# start of Listed records

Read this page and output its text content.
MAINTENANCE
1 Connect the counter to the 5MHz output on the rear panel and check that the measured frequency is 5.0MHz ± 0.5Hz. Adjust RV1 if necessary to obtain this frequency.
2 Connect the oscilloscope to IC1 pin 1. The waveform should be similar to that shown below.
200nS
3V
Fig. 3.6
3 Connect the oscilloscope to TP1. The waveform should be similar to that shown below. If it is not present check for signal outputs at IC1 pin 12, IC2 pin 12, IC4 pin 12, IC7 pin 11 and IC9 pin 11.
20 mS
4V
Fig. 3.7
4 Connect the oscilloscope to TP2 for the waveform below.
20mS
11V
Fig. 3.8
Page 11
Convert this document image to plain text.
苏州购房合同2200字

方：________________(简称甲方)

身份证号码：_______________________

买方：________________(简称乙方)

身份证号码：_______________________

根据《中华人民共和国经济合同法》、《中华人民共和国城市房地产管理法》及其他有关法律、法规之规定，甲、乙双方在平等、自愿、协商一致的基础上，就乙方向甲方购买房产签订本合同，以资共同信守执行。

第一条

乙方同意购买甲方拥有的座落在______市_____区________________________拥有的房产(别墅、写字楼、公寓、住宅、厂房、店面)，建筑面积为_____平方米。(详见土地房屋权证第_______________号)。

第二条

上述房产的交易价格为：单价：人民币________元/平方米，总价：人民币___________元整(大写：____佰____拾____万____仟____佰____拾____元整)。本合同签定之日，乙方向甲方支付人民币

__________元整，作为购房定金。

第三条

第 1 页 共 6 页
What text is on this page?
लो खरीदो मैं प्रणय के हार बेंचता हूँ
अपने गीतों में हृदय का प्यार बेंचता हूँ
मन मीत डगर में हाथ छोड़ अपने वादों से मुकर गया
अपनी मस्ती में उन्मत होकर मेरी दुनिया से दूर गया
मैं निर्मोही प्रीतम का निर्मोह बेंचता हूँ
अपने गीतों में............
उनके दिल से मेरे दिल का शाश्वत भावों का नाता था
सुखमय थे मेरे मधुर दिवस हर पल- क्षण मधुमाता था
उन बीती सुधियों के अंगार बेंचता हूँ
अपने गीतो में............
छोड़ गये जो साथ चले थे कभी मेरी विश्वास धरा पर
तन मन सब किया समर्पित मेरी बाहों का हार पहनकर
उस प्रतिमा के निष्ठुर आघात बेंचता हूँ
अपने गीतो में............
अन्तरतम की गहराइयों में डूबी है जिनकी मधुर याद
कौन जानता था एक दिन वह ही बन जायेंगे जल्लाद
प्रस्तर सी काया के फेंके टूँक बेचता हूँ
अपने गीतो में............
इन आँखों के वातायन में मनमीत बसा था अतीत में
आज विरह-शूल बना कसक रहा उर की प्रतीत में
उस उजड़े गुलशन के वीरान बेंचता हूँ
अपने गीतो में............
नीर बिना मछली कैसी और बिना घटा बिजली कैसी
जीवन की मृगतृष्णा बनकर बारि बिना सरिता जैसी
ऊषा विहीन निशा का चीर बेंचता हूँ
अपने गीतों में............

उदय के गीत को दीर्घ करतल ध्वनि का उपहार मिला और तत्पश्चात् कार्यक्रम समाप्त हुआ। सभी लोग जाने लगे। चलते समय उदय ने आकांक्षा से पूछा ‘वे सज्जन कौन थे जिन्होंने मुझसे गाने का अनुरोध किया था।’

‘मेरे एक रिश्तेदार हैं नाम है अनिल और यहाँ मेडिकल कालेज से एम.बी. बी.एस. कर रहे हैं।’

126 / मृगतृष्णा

# end of Listed records

Above are the records; retype them all without a single difference.

Read this page and output its text content.
MAINTENANCE
1 Connect the counter to the 5MHz output on the rear panel and check that the measured frequency is 5.0MHz ± 0.5Hz. Adjust RV1 if necessary to obtain this frequency.
2 Connect the oscilloscope to IC1 pin 1. The waveform should be similar to that shown below.
200nS
3V
Fig. 3.6
3 Connect the oscilloscope to TP1. The waveform should be similar to that shown below. If it is not present check for signal outputs at IC1 pin 12, IC2 pin 12, IC4 pin 12, IC7 pin 11 and IC9 pin 11.
20 mS
4V
Fig. 3.7
4 Connect the oscilloscope to TP2 for the waveform below.
20mS
11V
Fig. 3.8
Page 11
Convert this document image to plain text.
苏州购房合同2200字

方：________________(简称甲方)

身份证号码：_______________________

买方：________________(简称乙方)

身份证号码：_______________________

根据《中华人民共和国经济合同法》、《中华人民共和国城市房地产管理法》及其他有关法律、法规之规定，甲、乙双方在平等、自愿、协商一致的基础上，就乙方向甲方购买房产签订本合同，以资共同信守执行。

第一条

乙方同意购买甲方拥有的座落在______市_____区________________________拥有的房产(别墅、写字楼、公寓、住宅、厂房、店面)，建筑面积为_____平方米。(详见土地房屋权证第_______________号)。

第二条

上述房产的交易价格为：单价：人民币________元/平方米，总价：人民币___________元整(大写：____佰____拾____万____仟____佰____拾____元整)。本合同签定之日，乙方向甲方支付人民币

__________元整，作为购房定金。

第三条

第 1 页 共 6 页
What text is on this page?
लो खरीदो मैं प्रणय के हार बेंचता हूँ
अपने गीतों में हृदय का प्यार बेंचता हूँ
मन मीत डगर में हाथ छोड़ अपने वादों से मुकर गया
अपनी मस्ती में उन्मत होकर मेरी दुनिया से दूर गया
मैं निर्मोही प्रीतम का निर्मोह बेंचता हूँ
अपने गीतों में............
उनके दिल से मेरे दिल का शाश्वत भावों का नाता था
सुखमय थे मेरे मधुर दिवस हर पल- क्षण मधुमाता था
उन बीती सुधियों के अंगार बेंचता हूँ
अपने गीतो में............
छोड़ गये जो साथ चले थे कभी मेरी विश्वास धरा पर
तन मन सब किया समर्पित मेरी बाहों का हार पहनकर
उस प्रतिमा के निष्ठुर आघात बेंचता हूँ
अपने गीतो में............
अन्तरतम की गहराइयों में डूबी है जिनकी मधुर याद
कौन जानता था एक दिन वह ही बन जायेंगे जल्लाद
प्रस्तर सी काया के फेंके टूँक बेचता हूँ
अपने गीतो में............
इन आँखों के वातायन में मनमीत बसा था अतीत में
आज विरह-शूल बना कसक रहा उर की प्रतीत में
उस उजड़े गुलशन के वीरान बेंचता हूँ
अपने गीतो में............
नीर बिना मछली कैसी और बिना घटा बिजली कैसी
जीवन की मृगतृष्णा बनकर बारि बिना सरिता जैसी
ऊषा विहीन निशा का चीर बेंचता हूँ
अपने गीतों में............

उदय के गीत को दीर्घ करतल ध्वनि का उपहार मिला और तत्पश्चात् कार्यक्रम समाप्त हुआ। सभी लोग जाने लगे। चलते समय उदय ने आकांक्षा से पूछा ‘वे सज्जन कौन थे जिन्होंने मुझसे गाने का अनुरोध किया था।’

‘मेरे एक रिश्तेदार हैं नाम है अनिल और यहाँ मेडिकल कालेज से एम.बी. बी.एस. कर रहे हैं।’

126 / मृगतृष्णा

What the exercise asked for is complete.